[Records from a collection of figures]
────────────────
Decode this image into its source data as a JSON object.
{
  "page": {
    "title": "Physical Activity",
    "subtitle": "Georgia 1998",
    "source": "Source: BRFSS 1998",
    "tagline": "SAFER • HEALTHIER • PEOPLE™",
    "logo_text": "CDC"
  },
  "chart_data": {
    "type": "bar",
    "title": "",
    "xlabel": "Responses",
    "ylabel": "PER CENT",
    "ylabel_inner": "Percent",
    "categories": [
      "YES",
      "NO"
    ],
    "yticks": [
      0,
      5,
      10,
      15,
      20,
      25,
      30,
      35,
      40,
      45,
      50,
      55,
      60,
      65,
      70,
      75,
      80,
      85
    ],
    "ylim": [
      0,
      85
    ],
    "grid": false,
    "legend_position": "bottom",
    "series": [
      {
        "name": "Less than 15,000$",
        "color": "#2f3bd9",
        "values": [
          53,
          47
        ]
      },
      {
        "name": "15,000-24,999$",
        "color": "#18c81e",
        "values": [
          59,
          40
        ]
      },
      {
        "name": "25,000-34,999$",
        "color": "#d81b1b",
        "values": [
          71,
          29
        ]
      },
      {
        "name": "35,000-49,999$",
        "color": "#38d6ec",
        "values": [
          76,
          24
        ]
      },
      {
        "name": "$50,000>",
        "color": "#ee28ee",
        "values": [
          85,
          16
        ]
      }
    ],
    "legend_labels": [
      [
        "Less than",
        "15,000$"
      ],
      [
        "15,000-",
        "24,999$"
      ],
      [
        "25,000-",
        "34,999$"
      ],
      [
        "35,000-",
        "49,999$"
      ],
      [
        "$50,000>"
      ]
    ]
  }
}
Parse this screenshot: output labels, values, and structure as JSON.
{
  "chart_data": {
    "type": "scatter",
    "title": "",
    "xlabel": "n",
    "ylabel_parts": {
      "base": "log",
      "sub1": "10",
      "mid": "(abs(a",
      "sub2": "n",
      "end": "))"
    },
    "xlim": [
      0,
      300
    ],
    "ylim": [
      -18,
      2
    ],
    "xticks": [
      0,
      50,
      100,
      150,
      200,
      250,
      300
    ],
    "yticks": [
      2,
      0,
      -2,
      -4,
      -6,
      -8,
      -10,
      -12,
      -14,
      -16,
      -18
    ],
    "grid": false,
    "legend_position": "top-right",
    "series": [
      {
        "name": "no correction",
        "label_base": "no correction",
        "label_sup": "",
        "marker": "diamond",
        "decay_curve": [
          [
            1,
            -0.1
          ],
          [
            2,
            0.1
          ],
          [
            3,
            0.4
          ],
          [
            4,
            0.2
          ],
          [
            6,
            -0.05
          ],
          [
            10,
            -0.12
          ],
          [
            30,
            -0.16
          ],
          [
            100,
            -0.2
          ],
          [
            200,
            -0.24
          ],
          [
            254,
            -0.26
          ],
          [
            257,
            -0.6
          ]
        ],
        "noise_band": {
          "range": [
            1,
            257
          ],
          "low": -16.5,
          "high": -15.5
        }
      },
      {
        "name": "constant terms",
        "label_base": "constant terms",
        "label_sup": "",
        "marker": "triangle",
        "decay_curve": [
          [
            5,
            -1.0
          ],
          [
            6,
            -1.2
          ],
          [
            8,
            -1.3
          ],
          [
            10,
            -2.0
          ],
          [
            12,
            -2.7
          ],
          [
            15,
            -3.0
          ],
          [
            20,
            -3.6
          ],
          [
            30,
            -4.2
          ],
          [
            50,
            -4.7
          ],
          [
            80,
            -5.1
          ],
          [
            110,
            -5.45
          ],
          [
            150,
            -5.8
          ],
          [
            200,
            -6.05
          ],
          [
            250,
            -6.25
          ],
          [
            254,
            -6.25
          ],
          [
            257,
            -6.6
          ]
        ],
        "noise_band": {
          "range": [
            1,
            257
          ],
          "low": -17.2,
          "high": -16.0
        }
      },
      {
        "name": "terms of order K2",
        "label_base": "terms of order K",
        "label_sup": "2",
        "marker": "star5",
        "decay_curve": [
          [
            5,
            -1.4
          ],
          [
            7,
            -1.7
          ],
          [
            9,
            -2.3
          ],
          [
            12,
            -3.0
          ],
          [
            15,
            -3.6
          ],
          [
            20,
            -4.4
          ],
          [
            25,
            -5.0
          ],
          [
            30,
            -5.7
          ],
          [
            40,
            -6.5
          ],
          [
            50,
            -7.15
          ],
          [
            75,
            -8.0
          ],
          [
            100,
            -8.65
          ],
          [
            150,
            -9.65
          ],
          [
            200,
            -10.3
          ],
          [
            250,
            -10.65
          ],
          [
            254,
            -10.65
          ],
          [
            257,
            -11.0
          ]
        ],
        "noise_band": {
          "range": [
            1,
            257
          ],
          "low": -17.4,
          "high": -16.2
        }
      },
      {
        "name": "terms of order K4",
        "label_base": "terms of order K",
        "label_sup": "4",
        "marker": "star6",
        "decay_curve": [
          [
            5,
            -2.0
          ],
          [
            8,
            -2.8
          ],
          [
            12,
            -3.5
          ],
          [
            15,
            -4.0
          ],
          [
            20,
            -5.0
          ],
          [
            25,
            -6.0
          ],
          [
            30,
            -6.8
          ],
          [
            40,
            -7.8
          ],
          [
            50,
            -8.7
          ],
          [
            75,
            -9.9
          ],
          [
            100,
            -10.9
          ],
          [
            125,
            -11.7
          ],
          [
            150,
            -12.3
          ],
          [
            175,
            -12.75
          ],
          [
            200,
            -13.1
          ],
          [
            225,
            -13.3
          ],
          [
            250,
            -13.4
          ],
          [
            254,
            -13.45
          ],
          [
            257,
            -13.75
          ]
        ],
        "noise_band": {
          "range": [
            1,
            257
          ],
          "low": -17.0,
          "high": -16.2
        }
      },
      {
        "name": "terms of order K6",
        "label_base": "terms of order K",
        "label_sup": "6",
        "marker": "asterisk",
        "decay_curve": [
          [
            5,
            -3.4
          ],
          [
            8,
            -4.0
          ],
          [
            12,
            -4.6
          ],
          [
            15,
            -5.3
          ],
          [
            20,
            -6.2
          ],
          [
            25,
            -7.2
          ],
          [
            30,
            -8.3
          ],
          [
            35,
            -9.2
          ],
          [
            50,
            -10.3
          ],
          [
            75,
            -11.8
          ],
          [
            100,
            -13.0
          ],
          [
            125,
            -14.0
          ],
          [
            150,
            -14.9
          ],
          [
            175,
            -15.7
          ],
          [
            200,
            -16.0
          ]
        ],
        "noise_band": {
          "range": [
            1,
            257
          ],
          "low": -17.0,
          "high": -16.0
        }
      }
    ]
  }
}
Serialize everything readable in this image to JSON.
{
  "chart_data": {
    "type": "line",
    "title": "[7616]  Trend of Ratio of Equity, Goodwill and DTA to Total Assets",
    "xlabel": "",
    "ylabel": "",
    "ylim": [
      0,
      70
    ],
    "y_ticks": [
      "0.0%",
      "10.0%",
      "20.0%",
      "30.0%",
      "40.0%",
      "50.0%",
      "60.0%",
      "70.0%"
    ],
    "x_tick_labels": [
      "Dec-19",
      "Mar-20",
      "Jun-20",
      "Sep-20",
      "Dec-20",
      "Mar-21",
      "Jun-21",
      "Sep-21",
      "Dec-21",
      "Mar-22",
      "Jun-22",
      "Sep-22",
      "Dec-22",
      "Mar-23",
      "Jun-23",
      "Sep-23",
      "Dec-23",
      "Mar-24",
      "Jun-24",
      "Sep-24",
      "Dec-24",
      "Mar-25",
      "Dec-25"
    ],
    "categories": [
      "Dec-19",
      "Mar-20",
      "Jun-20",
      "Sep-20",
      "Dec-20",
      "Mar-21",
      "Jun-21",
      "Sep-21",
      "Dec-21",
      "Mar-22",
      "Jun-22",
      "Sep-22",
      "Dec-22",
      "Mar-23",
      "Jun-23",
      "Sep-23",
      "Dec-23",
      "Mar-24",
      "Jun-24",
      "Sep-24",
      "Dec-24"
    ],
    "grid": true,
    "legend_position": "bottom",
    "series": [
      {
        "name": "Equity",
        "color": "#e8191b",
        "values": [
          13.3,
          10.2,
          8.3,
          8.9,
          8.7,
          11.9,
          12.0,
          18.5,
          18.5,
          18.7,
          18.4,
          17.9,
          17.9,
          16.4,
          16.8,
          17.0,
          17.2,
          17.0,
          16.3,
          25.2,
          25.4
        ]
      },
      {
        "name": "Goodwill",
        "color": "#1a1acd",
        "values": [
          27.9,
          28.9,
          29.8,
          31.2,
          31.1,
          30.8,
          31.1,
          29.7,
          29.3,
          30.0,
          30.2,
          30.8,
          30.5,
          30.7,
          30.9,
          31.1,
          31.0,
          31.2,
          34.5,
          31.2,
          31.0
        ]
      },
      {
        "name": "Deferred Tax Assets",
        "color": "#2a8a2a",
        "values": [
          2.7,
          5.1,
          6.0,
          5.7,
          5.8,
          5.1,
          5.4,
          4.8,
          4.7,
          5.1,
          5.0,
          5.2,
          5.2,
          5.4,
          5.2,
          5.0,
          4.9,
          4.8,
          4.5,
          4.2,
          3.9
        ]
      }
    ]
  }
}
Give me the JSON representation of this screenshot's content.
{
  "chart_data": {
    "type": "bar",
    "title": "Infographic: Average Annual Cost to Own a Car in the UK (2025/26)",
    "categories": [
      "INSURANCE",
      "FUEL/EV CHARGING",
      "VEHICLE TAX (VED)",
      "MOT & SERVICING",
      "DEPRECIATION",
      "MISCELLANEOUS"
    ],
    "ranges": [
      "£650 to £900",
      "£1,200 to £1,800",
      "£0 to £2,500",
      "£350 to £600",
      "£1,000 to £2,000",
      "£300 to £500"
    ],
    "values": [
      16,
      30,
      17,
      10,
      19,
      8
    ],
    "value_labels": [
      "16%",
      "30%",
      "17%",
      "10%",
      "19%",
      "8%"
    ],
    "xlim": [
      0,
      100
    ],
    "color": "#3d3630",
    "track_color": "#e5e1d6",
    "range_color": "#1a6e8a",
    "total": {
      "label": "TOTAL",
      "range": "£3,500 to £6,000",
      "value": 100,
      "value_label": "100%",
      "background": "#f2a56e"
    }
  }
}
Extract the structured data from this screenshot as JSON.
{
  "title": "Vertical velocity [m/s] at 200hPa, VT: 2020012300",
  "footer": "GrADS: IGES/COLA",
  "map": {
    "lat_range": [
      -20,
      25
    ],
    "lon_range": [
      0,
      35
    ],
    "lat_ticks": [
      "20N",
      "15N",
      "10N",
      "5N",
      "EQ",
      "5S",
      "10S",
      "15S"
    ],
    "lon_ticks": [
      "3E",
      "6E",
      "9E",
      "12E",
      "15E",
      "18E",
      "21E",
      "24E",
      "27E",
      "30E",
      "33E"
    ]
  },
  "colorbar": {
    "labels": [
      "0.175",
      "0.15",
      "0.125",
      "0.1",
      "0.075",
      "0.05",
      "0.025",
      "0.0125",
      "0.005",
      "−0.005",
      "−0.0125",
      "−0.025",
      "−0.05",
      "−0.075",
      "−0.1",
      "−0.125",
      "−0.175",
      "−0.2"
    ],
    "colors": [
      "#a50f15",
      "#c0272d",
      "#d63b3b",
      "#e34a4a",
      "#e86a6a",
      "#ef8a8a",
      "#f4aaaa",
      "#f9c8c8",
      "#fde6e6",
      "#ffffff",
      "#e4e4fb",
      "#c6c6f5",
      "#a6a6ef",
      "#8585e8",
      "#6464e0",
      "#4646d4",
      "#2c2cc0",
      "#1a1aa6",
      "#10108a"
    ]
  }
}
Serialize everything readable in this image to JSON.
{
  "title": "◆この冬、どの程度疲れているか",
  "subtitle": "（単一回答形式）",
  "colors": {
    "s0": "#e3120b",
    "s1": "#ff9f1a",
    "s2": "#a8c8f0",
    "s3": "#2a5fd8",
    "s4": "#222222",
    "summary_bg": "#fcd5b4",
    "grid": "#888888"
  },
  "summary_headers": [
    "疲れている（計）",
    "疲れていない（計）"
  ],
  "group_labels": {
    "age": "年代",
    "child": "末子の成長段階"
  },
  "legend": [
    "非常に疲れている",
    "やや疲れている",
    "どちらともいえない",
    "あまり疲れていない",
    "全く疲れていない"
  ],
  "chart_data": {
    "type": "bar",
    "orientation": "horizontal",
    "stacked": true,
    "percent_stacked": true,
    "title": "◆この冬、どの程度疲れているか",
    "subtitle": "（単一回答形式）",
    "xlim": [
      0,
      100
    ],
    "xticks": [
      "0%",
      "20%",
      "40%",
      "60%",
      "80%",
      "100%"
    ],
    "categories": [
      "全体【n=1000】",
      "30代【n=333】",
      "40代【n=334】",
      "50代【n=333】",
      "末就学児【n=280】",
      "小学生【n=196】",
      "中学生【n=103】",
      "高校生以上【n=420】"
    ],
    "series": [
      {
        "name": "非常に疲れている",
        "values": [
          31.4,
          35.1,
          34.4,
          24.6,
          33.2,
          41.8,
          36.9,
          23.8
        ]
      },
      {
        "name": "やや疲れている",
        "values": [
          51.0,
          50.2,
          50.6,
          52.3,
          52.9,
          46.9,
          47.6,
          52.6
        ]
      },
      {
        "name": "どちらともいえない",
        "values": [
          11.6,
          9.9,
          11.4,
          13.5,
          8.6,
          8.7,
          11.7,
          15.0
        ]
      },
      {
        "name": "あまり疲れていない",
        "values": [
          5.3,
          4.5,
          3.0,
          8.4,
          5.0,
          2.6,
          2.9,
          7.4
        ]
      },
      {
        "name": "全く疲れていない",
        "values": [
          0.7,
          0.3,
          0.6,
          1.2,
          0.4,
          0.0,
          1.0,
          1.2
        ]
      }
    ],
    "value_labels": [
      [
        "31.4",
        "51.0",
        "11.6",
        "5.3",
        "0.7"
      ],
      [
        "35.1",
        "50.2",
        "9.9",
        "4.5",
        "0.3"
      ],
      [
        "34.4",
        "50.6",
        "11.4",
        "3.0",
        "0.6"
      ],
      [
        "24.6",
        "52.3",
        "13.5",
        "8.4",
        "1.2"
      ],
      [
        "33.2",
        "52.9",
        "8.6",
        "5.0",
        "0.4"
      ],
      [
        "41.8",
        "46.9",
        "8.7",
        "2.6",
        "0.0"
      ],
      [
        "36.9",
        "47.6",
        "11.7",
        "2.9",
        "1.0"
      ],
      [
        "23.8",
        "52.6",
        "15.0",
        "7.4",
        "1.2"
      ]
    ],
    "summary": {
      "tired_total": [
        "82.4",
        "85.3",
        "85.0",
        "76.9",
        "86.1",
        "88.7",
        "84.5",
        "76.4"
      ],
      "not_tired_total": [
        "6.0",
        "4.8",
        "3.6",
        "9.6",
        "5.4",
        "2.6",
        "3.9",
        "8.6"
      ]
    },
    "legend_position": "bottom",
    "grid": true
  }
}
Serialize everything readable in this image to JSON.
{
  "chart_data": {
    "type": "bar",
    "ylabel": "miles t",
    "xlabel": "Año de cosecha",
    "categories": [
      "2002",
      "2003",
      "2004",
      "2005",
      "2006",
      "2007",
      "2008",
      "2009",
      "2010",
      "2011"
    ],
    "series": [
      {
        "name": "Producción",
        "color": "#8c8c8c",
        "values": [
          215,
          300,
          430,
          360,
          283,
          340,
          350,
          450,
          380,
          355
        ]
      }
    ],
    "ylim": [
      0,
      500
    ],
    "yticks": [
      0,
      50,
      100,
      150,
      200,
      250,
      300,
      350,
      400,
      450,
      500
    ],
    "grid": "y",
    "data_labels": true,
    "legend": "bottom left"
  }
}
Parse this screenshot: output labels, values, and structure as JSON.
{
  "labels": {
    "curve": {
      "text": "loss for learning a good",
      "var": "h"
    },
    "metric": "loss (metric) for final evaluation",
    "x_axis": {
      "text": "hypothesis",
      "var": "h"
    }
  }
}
────────────────
**WHAT THE TASK REQUIRES**: Reply with one number: the count of lines in the entries that include the word "subtitle".

**RESULT OF THE TASK**: 3